[Job] Write every line out verbatim and omit the pictures.

Chart and figure data:
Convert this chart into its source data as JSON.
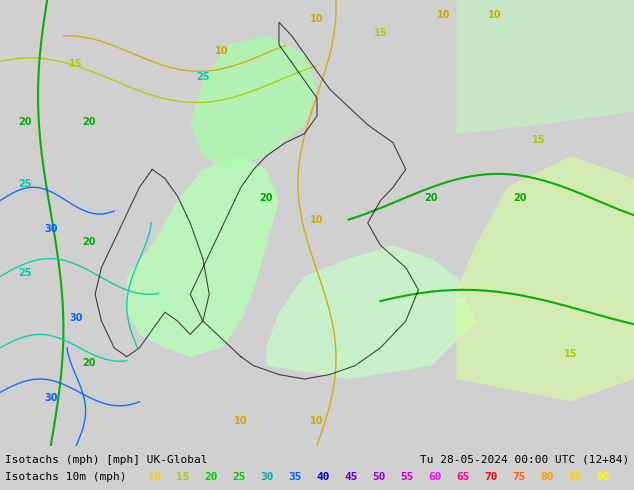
{
  "title_left": "Isotachs (mph) [mph] UK-Global",
  "title_right": "Tu 28-05-2024 00:00 UTC (12+84)",
  "legend_label": "Isotachs 10m (mph)",
  "legend_values": [
    10,
    15,
    20,
    25,
    30,
    35,
    40,
    45,
    50,
    55,
    60,
    65,
    70,
    75,
    80,
    85,
    90
  ],
  "legend_colors": [
    "#ffff00",
    "#c8ff00",
    "#00ff00",
    "#00ff96",
    "#00c8ff",
    "#0064ff",
    "#0000ff",
    "#6400ff",
    "#9600ff",
    "#c800ff",
    "#ff00ff",
    "#ff0096",
    "#ff0000",
    "#ff6400",
    "#ff9600",
    "#ffc800",
    "#ffff00"
  ],
  "bg_color": "#d8d8d8",
  "map_bg": "#e8e8e8",
  "font_color": "#000000",
  "contour_colors": {
    "10": "#ffcc00",
    "15": "#aaee00",
    "20": "#00cc00",
    "25": "#00cccc",
    "30": "#0066ff",
    "35": "#0000cc"
  },
  "fill_colors": {
    "low": "#c8ffc8",
    "medium": "#90ee90",
    "high": "#00ff00"
  }
}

[Task output]
Convert this chart into its source data as JSON.
{
  "title_left": "Isotachs (mph) [mph] UK-Global",
  "title_right": "Tu 28-05-2024 00:00 UTC (12+84)",
  "legend_label": "Isotachs 10m (mph)",
  "legend_values": [
    10,
    15,
    20,
    25,
    30,
    35,
    40,
    45,
    50,
    55,
    60,
    65,
    70,
    75,
    80,
    85,
    90
  ],
  "legend_colors": [
    "#ffff00",
    "#c8ff00",
    "#00ff00",
    "#00ff96",
    "#00c8ff",
    "#0064ff",
    "#0000ff",
    "#6400ff",
    "#9600ff",
    "#c800ff",
    "#ff00ff",
    "#ff0096",
    "#ff0000",
    "#ff6400",
    "#ff9600",
    "#ffc800",
    "#ffff00"
  ],
  "bg_color": "#d8d8d8",
  "map_bg": "#e8e8e8",
  "font_color": "#000000",
  "contour_colors": {
    "10": "#ffcc00",
    "15": "#aaee00",
    "20": "#00cc00",
    "25": "#00cccc",
    "30": "#0066ff",
    "35": "#0000cc"
  },
  "fill_colors": {
    "low": "#c8ffc8",
    "medium": "#90ee90",
    "high": "#00ff00"
  }
}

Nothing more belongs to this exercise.